# [Auszug zum Lesen]
>>>>>

Das Hotel Mercure bleibt stehen

PNN vom 15. September 2016

15.09.2016

Es ist ein historischer politischer Beschluss, mit dem der jahrelange erbitterte Konflikt um die Gestalt der Potsdamer Mitte ein Ende finden kann: Der Abriss des Hotel Mercure ist für die kommenden Jahre, vielleicht sogar Jahrzehnte vom Tisch. Potsdams Stadtverordnete beschlossen am Mittwochabend mit deutlicher Mehrheit, dass alle Bemühungen der Stadt zum Erwerb des 17-geschossigen DDR-Plattenbaus eingestellt werden. Damit lenkten Oberbürgermeister Jann Jakobs (SPD) und seine Rathauskooperation aus SPD, CDU/ANW und Bündnisgrünen in dem Dauerkonflikt ein. Jakobs hatte zuvor einen Kauf des Hotels durch städtische Gesellschaften geplant, um es dann schlussendlich abzureißen. Mit dem Verzicht auf den Mercure-Abriss konnte Jakobs sich eine deutliche Mehrheit für das weitere Vorgehen in Potsdams Mitte sichern: Das DDR-Gebäude der Fachhochschule und der Wohnblock Staudenhof werden für Neubauten abgerissen. Beschlossen ist jedoch, dass für den Staudenhof, der nach dem Jahr 2022 verschwinden soll, an Ort und Stelle mindestens die gleiche Anzahl an Sozialwohnungen gebaut wird.

<<<<<

(Daten zum Dokumentverständnis)
>>>>>

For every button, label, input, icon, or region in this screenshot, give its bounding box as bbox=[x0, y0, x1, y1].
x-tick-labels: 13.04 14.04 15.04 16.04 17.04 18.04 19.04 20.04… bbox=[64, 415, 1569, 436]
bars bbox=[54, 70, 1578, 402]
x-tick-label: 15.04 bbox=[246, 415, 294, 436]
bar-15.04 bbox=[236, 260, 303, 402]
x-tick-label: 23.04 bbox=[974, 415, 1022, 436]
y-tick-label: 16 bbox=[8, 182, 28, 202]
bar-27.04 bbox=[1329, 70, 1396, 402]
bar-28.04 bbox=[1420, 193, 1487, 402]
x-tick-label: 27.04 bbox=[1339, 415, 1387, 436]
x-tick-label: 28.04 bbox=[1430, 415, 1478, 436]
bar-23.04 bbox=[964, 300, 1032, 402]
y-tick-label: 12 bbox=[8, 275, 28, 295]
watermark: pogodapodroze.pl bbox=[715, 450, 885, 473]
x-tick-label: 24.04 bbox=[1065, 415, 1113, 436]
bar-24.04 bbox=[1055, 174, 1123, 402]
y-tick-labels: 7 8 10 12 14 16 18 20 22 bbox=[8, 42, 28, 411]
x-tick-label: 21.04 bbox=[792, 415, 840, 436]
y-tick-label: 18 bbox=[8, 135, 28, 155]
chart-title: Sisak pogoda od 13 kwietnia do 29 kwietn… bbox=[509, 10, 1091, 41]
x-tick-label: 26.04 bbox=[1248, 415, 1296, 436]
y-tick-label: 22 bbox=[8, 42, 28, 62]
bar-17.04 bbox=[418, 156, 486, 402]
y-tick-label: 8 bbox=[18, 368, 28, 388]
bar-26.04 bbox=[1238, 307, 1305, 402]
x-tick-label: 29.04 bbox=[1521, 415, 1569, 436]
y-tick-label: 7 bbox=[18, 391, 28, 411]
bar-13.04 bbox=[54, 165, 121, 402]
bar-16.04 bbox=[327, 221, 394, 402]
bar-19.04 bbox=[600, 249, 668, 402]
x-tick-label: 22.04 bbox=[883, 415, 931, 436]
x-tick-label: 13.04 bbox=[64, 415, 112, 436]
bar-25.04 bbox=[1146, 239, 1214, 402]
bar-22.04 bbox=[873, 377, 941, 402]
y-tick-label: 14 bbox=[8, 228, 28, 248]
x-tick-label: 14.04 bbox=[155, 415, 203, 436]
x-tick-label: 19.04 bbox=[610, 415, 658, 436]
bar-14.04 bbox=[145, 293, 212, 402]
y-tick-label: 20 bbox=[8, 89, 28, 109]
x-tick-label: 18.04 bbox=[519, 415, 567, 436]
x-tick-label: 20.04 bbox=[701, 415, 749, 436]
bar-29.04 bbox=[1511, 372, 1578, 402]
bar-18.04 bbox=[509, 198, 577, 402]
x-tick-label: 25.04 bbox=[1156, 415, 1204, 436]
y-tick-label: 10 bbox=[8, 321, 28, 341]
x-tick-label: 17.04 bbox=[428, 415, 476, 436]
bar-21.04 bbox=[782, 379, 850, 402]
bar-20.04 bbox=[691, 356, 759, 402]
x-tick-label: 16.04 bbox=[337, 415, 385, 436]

<<<<<

# [Zu bearbeitende Aufgaben]
**1.** Wie viele Geschosse hat laut dem Text über das Hotel Mercure der DDR-Plattenbau, dessen Erwerb die Stadt nicht mehr verfolgt?
**2.** Übertragen Sie diesen Satz aus dem Text über das Hotel Mercure ins Englische: „Jakobs hatte zuvor einen Kauf des Hotels durch städtische Gesellschaften geplant, um es dann schlussendlich abzureißen.“
Das Material spielt hierfür keine Rolle.

# [Lösungen zur Übung]
**1.** Der Plattenbau hat 17 Geschosse.

**2.** Jakobs had previously planned for the hotel to be bought by municipal companies in order to ultimately tear it down.